Each line that holds the word "JSON" should be returned.

— begin Data section —

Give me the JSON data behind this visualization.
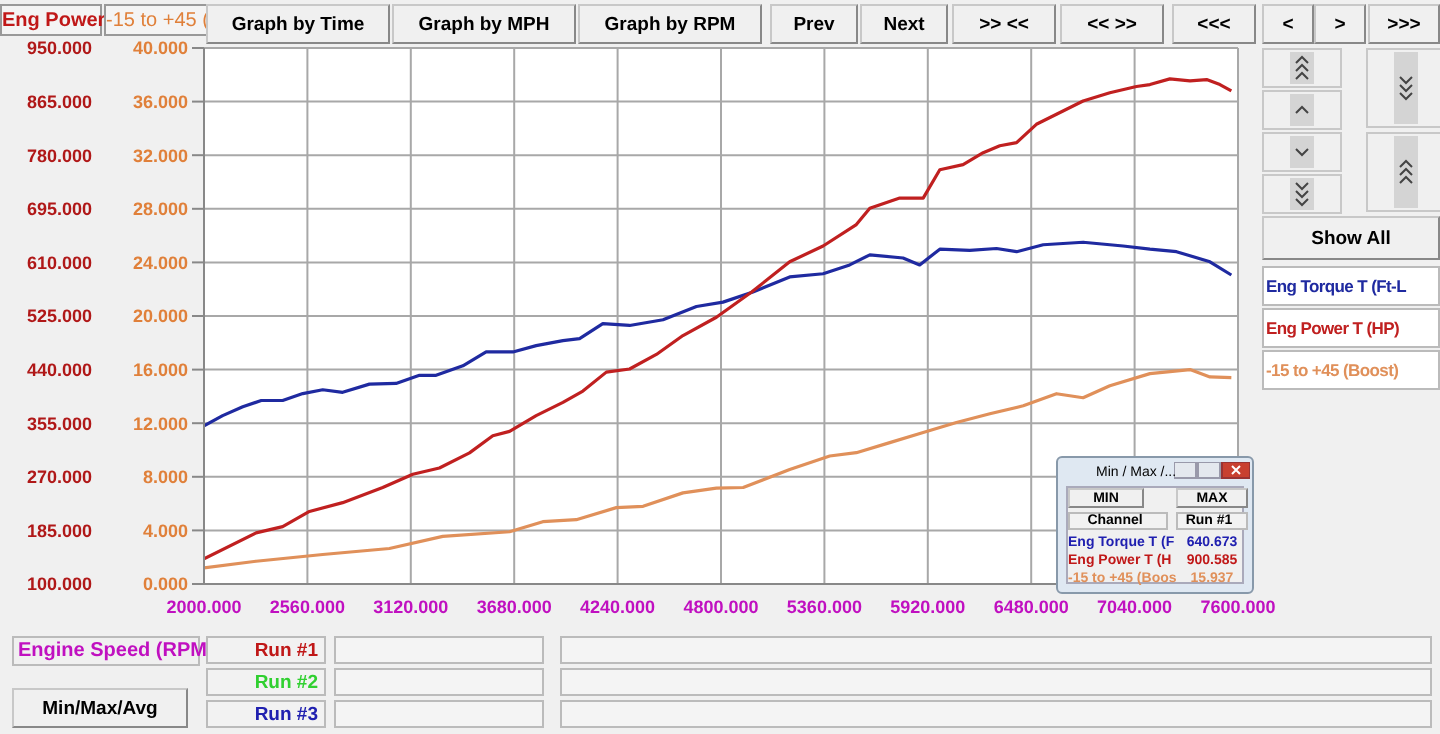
{
  "chart_data": {
    "type": "line",
    "xlabel": "Engine Speed (RPM",
    "ylabel": "Eng Power",
    "y2label": "-15 to +45 (",
    "xlim": [
      2000,
      7600
    ],
    "xticks": [
      {
        "value": 2000,
        "label": "2000.000"
      },
      {
        "value": 2560,
        "label": "2560.000"
      },
      {
        "value": 3120,
        "label": "3120.000"
      },
      {
        "value": 3680,
        "label": "3680.000"
      },
      {
        "value": 4240,
        "label": "4240.000"
      },
      {
        "value": 4800,
        "label": "4800.000"
      },
      {
        "value": 5360,
        "label": "5360.000"
      },
      {
        "value": 5920,
        "label": "5920.000"
      },
      {
        "value": 6480,
        "label": "6480.000"
      },
      {
        "value": 7040,
        "label": "7040.000"
      },
      {
        "value": 7600,
        "label": "7600.000"
      }
    ],
    "ylim": [
      100,
      950
    ],
    "yticks": [
      {
        "value": 100,
        "label": "100.000"
      },
      {
        "value": 185,
        "label": "185.000"
      },
      {
        "value": 270,
        "label": "270.000"
      },
      {
        "value": 355,
        "label": "355.000"
      },
      {
        "value": 440,
        "label": "440.000"
      },
      {
        "value": 525,
        "label": "525.000"
      },
      {
        "value": 610,
        "label": "610.000"
      },
      {
        "value": 695,
        "label": "695.000"
      },
      {
        "value": 780,
        "label": "780.000"
      },
      {
        "value": 865,
        "label": "865.000"
      },
      {
        "value": 950,
        "label": "950.000"
      }
    ],
    "y2lim": [
      0,
      40
    ],
    "y2ticks": [
      {
        "value": 0,
        "label": "0.000"
      },
      {
        "value": 4,
        "label": "4.000"
      },
      {
        "value": 8,
        "label": "8.000"
      },
      {
        "value": 12,
        "label": "12.000"
      },
      {
        "value": 16,
        "label": "16.000"
      },
      {
        "value": 20,
        "label": "20.000"
      },
      {
        "value": 24,
        "label": "24.000"
      },
      {
        "value": 28,
        "label": "28.000"
      },
      {
        "value": 32,
        "label": "32.000"
      },
      {
        "value": 36,
        "label": "36.000"
      },
      {
        "value": 40,
        "label": "40.000"
      }
    ],
    "grid": true,
    "legend": "right",
    "line_style": "solid",
    "series": [
      {
        "name": "Eng Torque T (Ft-L",
        "color": "#1f2aa0",
        "x": [
          2000,
          2101,
          2210,
          2310,
          2426,
          2535,
          2643,
          2751,
          2896,
          3040,
          3167,
          3257,
          3402,
          3528,
          3673,
          3799,
          3944,
          4034,
          4160,
          4305,
          4486,
          4667,
          4811,
          4973,
          5172,
          5353,
          5497,
          5606,
          5786,
          5876,
          5985,
          6147,
          6292,
          6401,
          6545,
          6761,
          6978,
          7123,
          7267,
          7448,
          7564
        ],
        "values": [
          351,
          367,
          381,
          391,
          391,
          402,
          408,
          404,
          417,
          418,
          431,
          431,
          446,
          468,
          468,
          478,
          486,
          489,
          513,
          510,
          519,
          540,
          547,
          563,
          587,
          592,
          606,
          622,
          617,
          606,
          631,
          629,
          632,
          627,
          638,
          642,
          636,
          631,
          627,
          611,
          590
        ]
      },
      {
        "name": "Eng Power T (HP)",
        "color": "#c02020",
        "x": [
          2000,
          2282,
          2426,
          2571,
          2751,
          2968,
          3131,
          3275,
          3438,
          3564,
          3655,
          3799,
          3944,
          4052,
          4179,
          4305,
          4450,
          4594,
          4775,
          4966,
          5172,
          5353,
          5533,
          5606,
          5768,
          5895,
          5985,
          6111,
          6220,
          6310,
          6401,
          6508,
          6617,
          6761,
          6906,
          7050,
          7123,
          7231,
          7340,
          7430,
          7502,
          7564
        ],
        "values": [
          140,
          181,
          191,
          215,
          229,
          253,
          274,
          284,
          308,
          335,
          342,
          367,
          388,
          406,
          436,
          441,
          464,
          494,
          523,
          563,
          611,
          636,
          670,
          696,
          712,
          712,
          757,
          765,
          784,
          795,
          800,
          829,
          845,
          866,
          879,
          889,
          892,
          901,
          898,
          900,
          892,
          882
        ]
      },
      {
        "name": "-15 to +45 (Boost)",
        "color": "#e0905a",
        "axis": "y2",
        "x": [
          2000,
          2282,
          2643,
          3004,
          3293,
          3655,
          3835,
          4016,
          4233,
          4378,
          4594,
          4775,
          4920,
          5172,
          5389,
          5533,
          5714,
          5895,
          6075,
          6256,
          6437,
          6617,
          6761,
          6906,
          7123,
          7340,
          7448,
          7564
        ],
        "values": [
          1.2,
          1.7,
          2.2,
          2.65,
          3.55,
          3.9,
          4.65,
          4.8,
          5.7,
          5.8,
          6.8,
          7.15,
          7.2,
          8.55,
          9.55,
          9.8,
          10.55,
          11.3,
          12.05,
          12.7,
          13.3,
          14.2,
          13.9,
          14.8,
          15.7,
          16.0,
          15.45,
          15.4
        ]
      }
    ],
    "annotations": [
      "Graph by Time",
      "Graph by MPH",
      "Graph by RPM",
      "Prev",
      "Next",
      ">> <<",
      "<< >>",
      "<<<",
      "<",
      ">",
      ">>>",
      "Show All",
      "Run #1",
      "Run #2",
      "Run #3",
      "Min/Max/Avg",
      "Min / Max /...",
      "MIN",
      "MAX",
      "Channel",
      "Run #1",
      "Eng Torque T (F",
      "640.673",
      "Eng Power T (H",
      "900.585",
      "-15 to +45 (Boos",
      "15.937"
    ]
  }
}
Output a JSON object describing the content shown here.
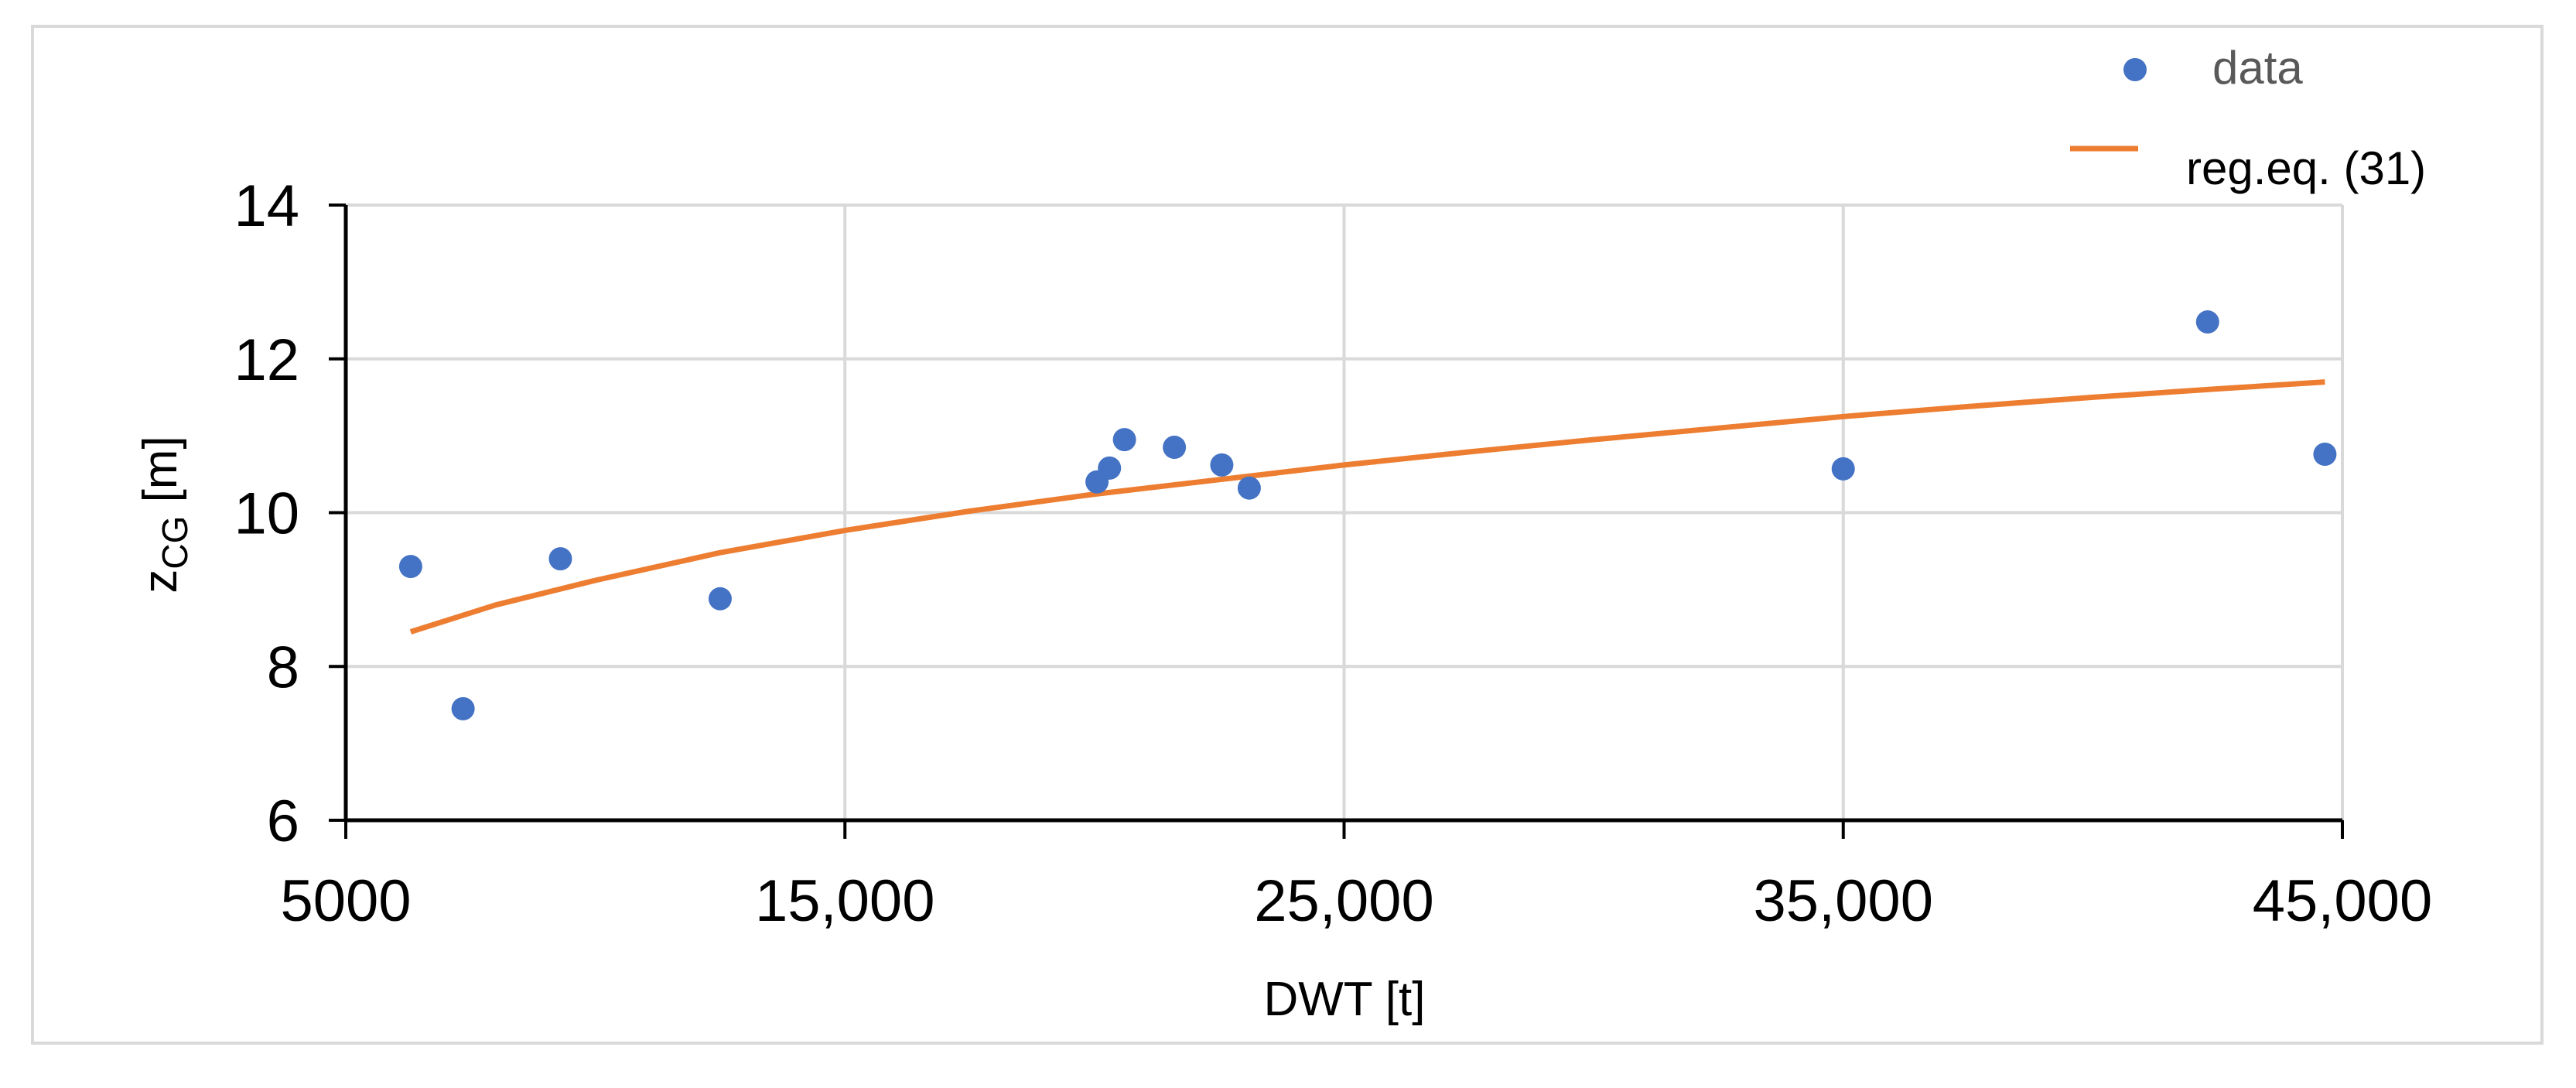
{
  "chart_data": {
    "type": "scatter",
    "xlabel": "DWT [t]",
    "ylabel_main": "z",
    "ylabel_sub": "CG",
    "ylabel_unit": " [m]",
    "xlim": [
      5000,
      45000
    ],
    "ylim": [
      6,
      14
    ],
    "x_ticks": [
      5000,
      15000,
      25000,
      35000,
      45000
    ],
    "x_tick_labels": [
      "5000",
      "15,000",
      "25,000",
      "35,000",
      "45,000"
    ],
    "y_ticks": [
      6,
      8,
      10,
      12,
      14
    ],
    "y_tick_labels": [
      "6",
      "8",
      "10",
      "12",
      "14"
    ],
    "grid": true,
    "legend_position": "top-right",
    "colors": {
      "data": "#4472c4",
      "regression": "#ed7d31",
      "grid": "#d9d9d9",
      "axis": "#000000"
    },
    "series": [
      {
        "name": "data",
        "kind": "points",
        "x": [
          6300,
          7350,
          9300,
          12500,
          20050,
          20300,
          20600,
          21600,
          22550,
          23100,
          35000,
          42300,
          44650
        ],
        "y": [
          9.3,
          7.45,
          9.4,
          8.88,
          10.4,
          10.58,
          10.95,
          10.85,
          10.62,
          10.32,
          10.57,
          12.48,
          10.76
        ]
      },
      {
        "name": "reg.eq. (31)",
        "kind": "line",
        "x": [
          6300,
          8000,
          10000,
          12500,
          15000,
          17500,
          20000,
          22500,
          25000,
          27500,
          30000,
          32500,
          35000,
          37500,
          40000,
          42500,
          44650
        ],
        "y": [
          8.45,
          8.8,
          9.12,
          9.48,
          9.77,
          10.02,
          10.24,
          10.43,
          10.62,
          10.79,
          10.95,
          11.1,
          11.25,
          11.38,
          11.5,
          11.61,
          11.7
        ]
      }
    ]
  }
}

— end Data section —

> Task response
Give me the JSON data behind this visualization.
Output a JSON object describing the content shown here.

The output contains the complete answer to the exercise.